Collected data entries

▼▼▼

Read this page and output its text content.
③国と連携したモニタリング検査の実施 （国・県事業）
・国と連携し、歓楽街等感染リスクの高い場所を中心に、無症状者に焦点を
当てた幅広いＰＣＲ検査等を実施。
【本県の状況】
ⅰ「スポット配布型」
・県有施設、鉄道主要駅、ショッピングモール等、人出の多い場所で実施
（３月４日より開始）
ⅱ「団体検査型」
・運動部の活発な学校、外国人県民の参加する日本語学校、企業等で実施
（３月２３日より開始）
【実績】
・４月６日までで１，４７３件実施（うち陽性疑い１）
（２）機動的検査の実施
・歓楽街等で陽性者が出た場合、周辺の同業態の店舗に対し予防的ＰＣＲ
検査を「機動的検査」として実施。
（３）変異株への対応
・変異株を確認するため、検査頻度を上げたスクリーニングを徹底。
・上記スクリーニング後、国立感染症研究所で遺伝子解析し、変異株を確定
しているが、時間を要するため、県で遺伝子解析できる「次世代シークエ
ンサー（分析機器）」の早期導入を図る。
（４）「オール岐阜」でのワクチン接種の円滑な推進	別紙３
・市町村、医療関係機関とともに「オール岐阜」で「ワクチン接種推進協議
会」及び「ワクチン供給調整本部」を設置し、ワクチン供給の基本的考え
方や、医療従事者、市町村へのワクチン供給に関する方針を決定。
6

▲▲▲

TASK DESCRIPTION: Print all of the data exactly as it was given.

ANSWER TO THIS EXERCISE:
Read this page and output its text content.
③国と連携したモニタリング検査の実施 （国・県事業）
・国と連携し、歓楽街等感染リスクの高い場所を中心に、無症状者に焦点を
当てた幅広いＰＣＲ検査等を実施。
【本県の状況】
ⅰ「スポット配布型」
・県有施設、鉄道主要駅、ショッピングモール等、人出の多い場所で実施
（３月４日より開始）
ⅱ「団体検査型」
・運動部の活発な学校、外国人県民の参加する日本語学校、企業等で実施
（３月２３日より開始）
【実績】
・４月６日までで１，４７３件実施（うち陽性疑い１）
（２）機動的検査の実施
・歓楽街等で陽性者が出た場合、周辺の同業態の店舗に対し予防的ＰＣＲ
検査を「機動的検査」として実施。
（３）変異株への対応
・変異株を確認するため、検査頻度を上げたスクリーニングを徹底。
・上記スクリーニング後、国立感染症研究所で遺伝子解析し、変異株を確定
しているが、時間を要するため、県で遺伝子解析できる「次世代シークエ
ンサー（分析機器）」の早期導入を図る。
（４）「オール岐阜」でのワクチン接種の円滑な推進	別紙３
・市町村、医療関係機関とともに「オール岐阜」で「ワクチン接種推進協議
会」及び「ワクチン供給調整本部」を設置し、ワクチン供給の基本的考え
方や、医療従事者、市町村へのワクチン供給に関する方針を決定。
6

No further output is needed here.